Set problem -> Give the data again, word for word.

[Start of Supplied data]

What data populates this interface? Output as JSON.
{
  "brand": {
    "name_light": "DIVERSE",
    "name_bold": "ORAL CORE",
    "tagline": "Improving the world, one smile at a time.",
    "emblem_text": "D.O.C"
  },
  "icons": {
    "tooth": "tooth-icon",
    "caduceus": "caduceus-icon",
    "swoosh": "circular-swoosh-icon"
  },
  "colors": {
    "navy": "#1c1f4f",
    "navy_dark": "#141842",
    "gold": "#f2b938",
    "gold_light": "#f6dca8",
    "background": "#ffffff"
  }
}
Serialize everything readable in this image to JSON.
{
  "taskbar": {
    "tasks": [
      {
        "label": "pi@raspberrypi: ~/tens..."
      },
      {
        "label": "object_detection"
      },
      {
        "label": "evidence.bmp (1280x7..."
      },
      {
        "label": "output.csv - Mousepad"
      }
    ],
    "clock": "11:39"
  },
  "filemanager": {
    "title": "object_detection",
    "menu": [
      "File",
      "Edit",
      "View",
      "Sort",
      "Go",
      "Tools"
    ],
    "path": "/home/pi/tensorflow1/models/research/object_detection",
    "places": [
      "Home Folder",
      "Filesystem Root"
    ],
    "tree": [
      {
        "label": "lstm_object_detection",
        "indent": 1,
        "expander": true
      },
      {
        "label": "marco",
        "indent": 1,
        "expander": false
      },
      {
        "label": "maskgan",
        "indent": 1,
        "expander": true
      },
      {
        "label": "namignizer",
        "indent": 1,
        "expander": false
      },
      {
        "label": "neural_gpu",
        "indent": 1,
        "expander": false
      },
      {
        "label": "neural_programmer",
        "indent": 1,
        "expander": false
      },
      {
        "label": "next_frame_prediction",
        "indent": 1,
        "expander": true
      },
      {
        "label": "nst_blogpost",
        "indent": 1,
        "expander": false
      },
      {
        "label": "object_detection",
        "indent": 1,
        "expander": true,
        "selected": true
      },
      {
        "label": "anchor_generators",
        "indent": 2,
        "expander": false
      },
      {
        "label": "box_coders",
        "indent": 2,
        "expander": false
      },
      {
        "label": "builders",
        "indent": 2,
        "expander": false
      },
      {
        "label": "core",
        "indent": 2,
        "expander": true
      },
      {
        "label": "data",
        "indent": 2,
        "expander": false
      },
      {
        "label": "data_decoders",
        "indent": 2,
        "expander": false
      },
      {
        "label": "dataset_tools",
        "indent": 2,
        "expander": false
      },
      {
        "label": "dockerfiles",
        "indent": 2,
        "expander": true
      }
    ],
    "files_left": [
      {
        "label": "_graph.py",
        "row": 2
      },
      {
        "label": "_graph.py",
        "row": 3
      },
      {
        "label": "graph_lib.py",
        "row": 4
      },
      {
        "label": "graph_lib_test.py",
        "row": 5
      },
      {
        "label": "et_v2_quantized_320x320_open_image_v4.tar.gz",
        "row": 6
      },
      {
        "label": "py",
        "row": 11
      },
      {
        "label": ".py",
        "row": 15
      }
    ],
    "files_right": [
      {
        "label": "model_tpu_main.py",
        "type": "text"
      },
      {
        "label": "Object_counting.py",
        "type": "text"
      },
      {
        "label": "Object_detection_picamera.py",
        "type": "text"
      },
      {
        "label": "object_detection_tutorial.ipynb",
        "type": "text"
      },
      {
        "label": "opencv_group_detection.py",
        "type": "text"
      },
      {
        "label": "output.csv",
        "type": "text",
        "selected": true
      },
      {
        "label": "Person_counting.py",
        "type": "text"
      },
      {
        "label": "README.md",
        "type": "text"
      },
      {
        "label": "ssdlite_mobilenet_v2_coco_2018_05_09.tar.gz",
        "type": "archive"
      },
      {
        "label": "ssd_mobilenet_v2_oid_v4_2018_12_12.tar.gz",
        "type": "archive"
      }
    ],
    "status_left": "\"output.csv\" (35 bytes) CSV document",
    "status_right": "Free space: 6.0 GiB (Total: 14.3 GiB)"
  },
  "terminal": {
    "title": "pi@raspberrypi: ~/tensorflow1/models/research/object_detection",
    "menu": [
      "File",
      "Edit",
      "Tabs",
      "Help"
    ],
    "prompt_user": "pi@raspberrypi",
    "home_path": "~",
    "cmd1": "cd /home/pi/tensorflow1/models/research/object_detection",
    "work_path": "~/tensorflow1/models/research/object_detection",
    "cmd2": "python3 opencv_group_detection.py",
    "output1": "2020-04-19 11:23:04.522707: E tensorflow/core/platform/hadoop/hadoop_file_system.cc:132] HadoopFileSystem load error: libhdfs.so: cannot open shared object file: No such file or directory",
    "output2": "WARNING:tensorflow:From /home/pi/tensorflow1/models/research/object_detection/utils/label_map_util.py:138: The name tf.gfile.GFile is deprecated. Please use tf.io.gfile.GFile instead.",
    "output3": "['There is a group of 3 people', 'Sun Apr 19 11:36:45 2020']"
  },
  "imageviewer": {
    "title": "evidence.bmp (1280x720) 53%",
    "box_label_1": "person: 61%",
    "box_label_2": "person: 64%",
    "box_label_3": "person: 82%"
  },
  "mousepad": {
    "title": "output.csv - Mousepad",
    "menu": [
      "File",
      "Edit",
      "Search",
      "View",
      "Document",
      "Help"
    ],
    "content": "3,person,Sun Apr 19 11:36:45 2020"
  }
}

[End of Supplied data]

Output ->
What data populates this interface? Output as JSON.
{
  "brand": {
    "name_light": "DIVERSE",
    "name_bold": "ORAL CORE",
    "tagline": "Improving the world, one smile at a time.",
    "emblem_text": "D.O.C"
  },
  "icons": {
    "tooth": "tooth-icon",
    "caduceus": "caduceus-icon",
    "swoosh": "circular-swoosh-icon"
  },
  "colors": {
    "navy": "#1c1f4f",
    "navy_dark": "#141842",
    "gold": "#f2b938",
    "gold_light": "#f6dca8",
    "background": "#ffffff"
  }
}
Serialize everything readable in this image to JSON.
{
  "taskbar": {
    "tasks": [
      {
        "label": "pi@raspberrypi: ~/tens..."
      },
      {
        "label": "object_detection"
      },
      {
        "label": "evidence.bmp (1280x7..."
      },
      {
        "label": "output.csv - Mousepad"
      }
    ],
    "clock": "11:39"
  },
  "filemanager": {
    "title": "object_detection",
    "menu": [
      "File",
      "Edit",
      "View",
      "Sort",
      "Go",
      "Tools"
    ],
    "path": "/home/pi/tensorflow1/models/research/object_detection",
    "places": [
      "Home Folder",
      "Filesystem Root"
    ],
    "tree": [
      {
        "label": "lstm_object_detection",
        "indent": 1,
        "expander": true
      },
      {
        "label": "marco",
        "indent": 1,
        "expander": false
      },
      {
        "label": "maskgan",
        "indent": 1,
        "expander": true
      },
      {
        "label": "namignizer",
        "indent": 1,
        "expander": false
      },
      {
        "label": "neural_gpu",
        "indent": 1,
        "expander": false
      },
      {
        "label": "neural_programmer",
        "indent": 1,
        "expander": false
      },
      {
        "label": "next_frame_prediction",
        "indent": 1,
        "expander": true
      },
      {
        "label": "nst_blogpost",
        "indent": 1,
        "expander": false
      },
      {
        "label": "object_detection",
        "indent": 1,
        "expander": true,
        "selected": true
      },
      {
        "label": "anchor_generators",
        "indent": 2,
        "expander": false
      },
      {
        "label": "box_coders",
        "indent": 2,
        "expander": false
      },
      {
        "label": "builders",
        "indent": 2,
        "expander": false
      },
      {
        "label": "core",
        "indent": 2,
        "expander": true
      },
      {
        "label": "data",
        "indent": 2,
        "expander": false
      },
      {
        "label": "data_decoders",
        "indent": 2,
        "expander": false
      },
      {
        "label": "dataset_tools",
        "indent": 2,
        "expander": false
      },
      {
        "label": "dockerfiles",
        "indent": 2,
        "expander": true
      }
    ],
    "files_left": [
      {
        "label": "_graph.py",
        "row": 2
      },
      {
        "label": "_graph.py",
        "row": 3
      },
      {
        "label": "graph_lib.py",
        "row": 4
      },
      {
        "label": "graph_lib_test.py",
        "row": 5
      },
      {
        "label": "et_v2_quantized_320x320_open_image_v4.tar.gz",
        "row": 6
      },
      {
        "label": "py",
        "row": 11
      },
      {
        "label": ".py",
        "row": 15
      }
    ],
    "files_right": [
      {
        "label": "model_tpu_main.py",
        "type": "text"
      },
      {
        "label": "Object_counting.py",
        "type": "text"
      },
      {
        "label": "Object_detection_picamera.py",
        "type": "text"
      },
      {
        "label": "object_detection_tutorial.ipynb",
        "type": "text"
      },
      {
        "label": "opencv_group_detection.py",
        "type": "text"
      },
      {
        "label": "output.csv",
        "type": "text",
        "selected": true
      },
      {
        "label": "Person_counting.py",
        "type": "text"
      },
      {
        "label": "README.md",
        "type": "text"
      },
      {
        "label": "ssdlite_mobilenet_v2_coco_2018_05_09.tar.gz",
        "type": "archive"
      },
      {
        "label": "ssd_mobilenet_v2_oid_v4_2018_12_12.tar.gz",
        "type": "archive"
      }
    ],
    "status_left": "\"output.csv\" (35 bytes) CSV document",
    "status_right": "Free space: 6.0 GiB (Total: 14.3 GiB)"
  },
  "terminal": {
    "title": "pi@raspberrypi: ~/tensorflow1/models/research/object_detection",
    "menu": [
      "File",
      "Edit",
      "Tabs",
      "Help"
    ],
    "prompt_user": "pi@raspberrypi",
    "home_path": "~",
    "cmd1": "cd /home/pi/tensorflow1/models/research/object_detection",
    "work_path": "~/tensorflow1/models/research/object_detection",
    "cmd2": "python3 opencv_group_detection.py",
    "output1": "2020-04-19 11:23:04.522707: E tensorflow/core/platform/hadoop/hadoop_file_system.cc:132] HadoopFileSystem load error: libhdfs.so: cannot open shared object file: No such file or directory",
    "output2": "WARNING:tensorflow:From /home/pi/tensorflow1/models/research/object_detection/utils/label_map_util.py:138: The name tf.gfile.GFile is deprecated. Please use tf.io.gfile.GFile instead.",
    "output3": "['There is a group of 3 people', 'Sun Apr 19 11:36:45 2020']"
  },
  "imageviewer": {
    "title": "evidence.bmp (1280x720) 53%",
    "box_label_1": "person: 61%",
    "box_label_2": "person: 64%",
    "box_label_3": "person: 82%"
  },
  "mousepad": {
    "title": "output.csv - Mousepad",
    "menu": [
      "File",
      "Edit",
      "Search",
      "View",
      "Document",
      "Help"
    ],
    "content": "3,person,Sun Apr 19 11:36:45 2020"
  }
}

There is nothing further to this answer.